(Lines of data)
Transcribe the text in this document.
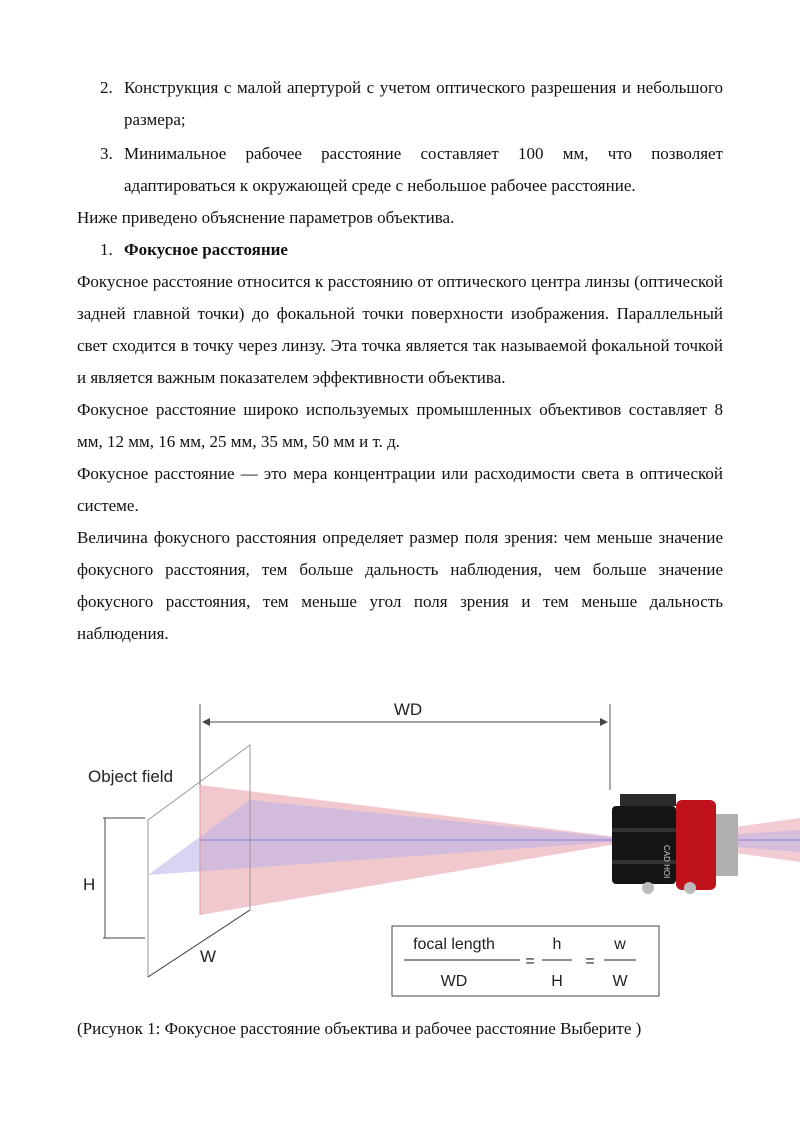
2. Конструкция с малой апертурой с учетом оптического разрешения и небольшого размера;
3. Минимальное рабочее расстояние составляет 100 мм, что позволяет адаптироваться к окружающей среде с небольшое рабочее расстояние.

Ниже приведено объяснение параметров объектива.

1. Фокусное расстояние

Фокусное расстояние относится к расстоянию от оптического центра линзы (оптической задней главной точки) до фокальной точки поверхности изображения. Параллельный свет сходится в точку через линзу. Эта точка является так называемой фокальной точкой и является важным показателем эффективности объектива.

Фокусное расстояние широко используемых промышленных объективов составляет 8 мм, 12 мм, 16 мм, 25 мм, 35 мм, 50 мм и т. д.

Фокусное расстояние — это мера концентрации или расходимости света в оптической системе.

Величина фокусного расстояния определяет размер поля зрения: чем меньше значение фокусного расстояния, тем больше дальность наблюдения, чем больше значение фокусного расстояния, тем меньше угол поля зрения и тем меньше дальность наблюдения.

WD
Object field
H
W
CAD HOI
focal length
WD
=
h
H
=
w
W
(Рисунок 1: Фокусное расстояние объектива и рабочее расстояние Выберите )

What you need to do.
Write every record out again exactly; no pictures belong in the copy.

Full response.
Transcribe the text in this document.
2. Конструкция с малой апертурой с учетом оптического разрешения и небольшого размера;
3. Минимальное рабочее расстояние составляет 100 мм, что позволяет адаптироваться к окружающей среде с небольшое рабочее расстояние.

Ниже приведено объяснение параметров объектива.

1. Фокусное расстояние

Фокусное расстояние относится к расстоянию от оптического центра линзы (оптической задней главной точки) до фокальной точки поверхности изображения. Параллельный свет сходится в точку через линзу. Эта точка является так называемой фокальной точкой и является важным показателем эффективности объектива.

Фокусное расстояние широко используемых промышленных объективов составляет 8 мм, 12 мм, 16 мм, 25 мм, 35 мм, 50 мм и т. д.

Фокусное расстояние — это мера концентрации или расходимости света в оптической системе.

Величина фокусного расстояния определяет размер поля зрения: чем меньше значение фокусного расстояния, тем больше дальность наблюдения, чем больше значение фокусного расстояния, тем меньше угол поля зрения и тем меньше дальность наблюдения.

WD
Object field
H
W
CAD HOI
focal length
WD
=
h
H
=
w
W
(Рисунок 1: Фокусное расстояние объектива и рабочее расстояние Выберите )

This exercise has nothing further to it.